-------- Data to process
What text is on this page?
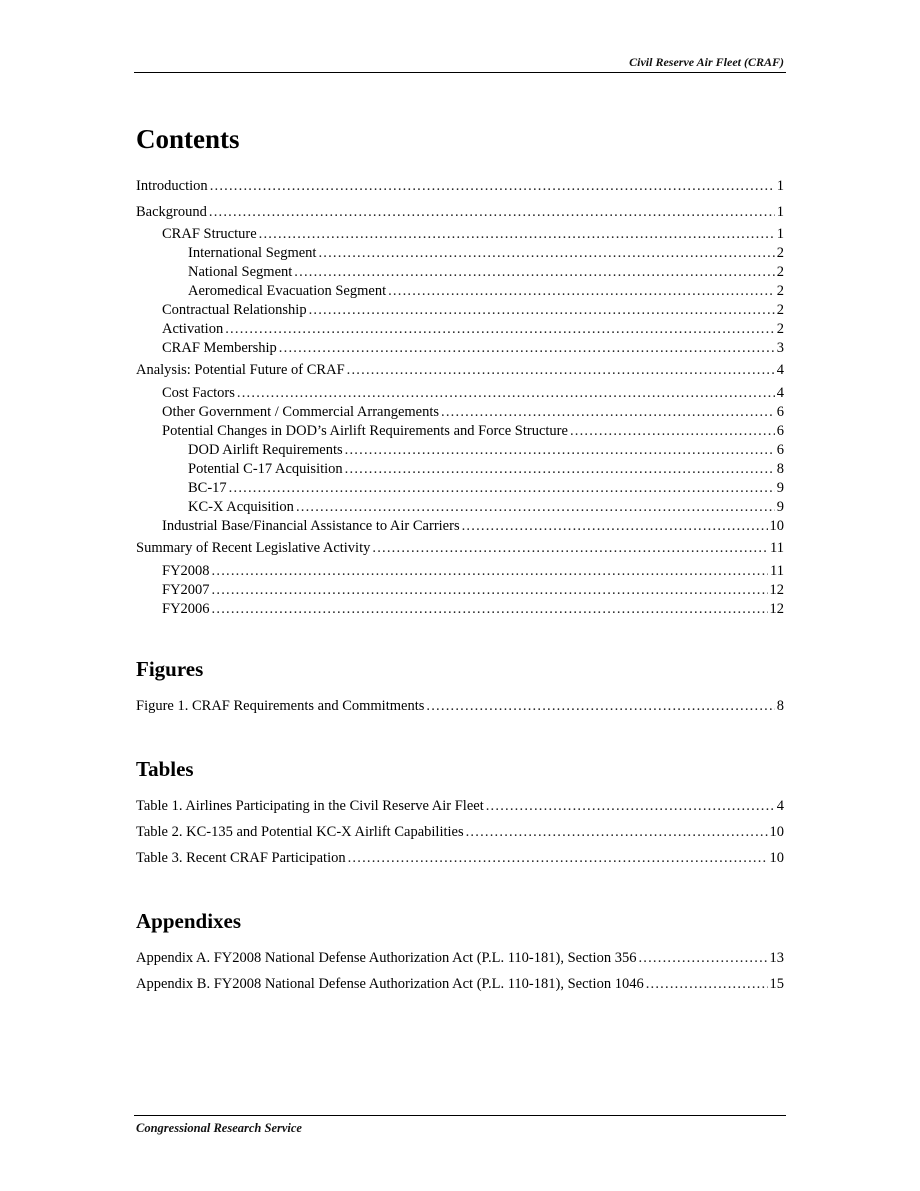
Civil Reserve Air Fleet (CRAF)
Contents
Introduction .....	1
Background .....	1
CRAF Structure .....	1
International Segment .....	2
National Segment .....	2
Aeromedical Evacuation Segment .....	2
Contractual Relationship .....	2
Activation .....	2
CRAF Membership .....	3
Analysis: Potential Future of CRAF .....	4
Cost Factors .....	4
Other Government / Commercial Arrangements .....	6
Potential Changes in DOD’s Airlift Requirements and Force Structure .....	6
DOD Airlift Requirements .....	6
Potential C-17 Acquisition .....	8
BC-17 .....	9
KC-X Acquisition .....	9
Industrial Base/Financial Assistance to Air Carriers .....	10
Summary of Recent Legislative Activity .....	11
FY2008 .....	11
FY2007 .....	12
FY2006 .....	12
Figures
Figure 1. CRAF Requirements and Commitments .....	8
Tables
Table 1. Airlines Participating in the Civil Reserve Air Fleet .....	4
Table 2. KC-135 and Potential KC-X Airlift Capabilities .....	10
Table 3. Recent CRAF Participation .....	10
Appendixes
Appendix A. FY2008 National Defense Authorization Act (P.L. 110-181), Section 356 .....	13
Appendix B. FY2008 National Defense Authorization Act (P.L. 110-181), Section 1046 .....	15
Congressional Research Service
----------------
> Instructions to follow
Where a line in the entries holds "Potential", copy that line.

> Expected answer
Analysis: Potential Future of CRAF .....	4
Potential Changes in DOD’s Airlift Requirements and Force Structure .....	6
Potential C-17 Acquisition .....	8
Table 2. KC-135 and Potential KC-X Airlift Capabilities .....	10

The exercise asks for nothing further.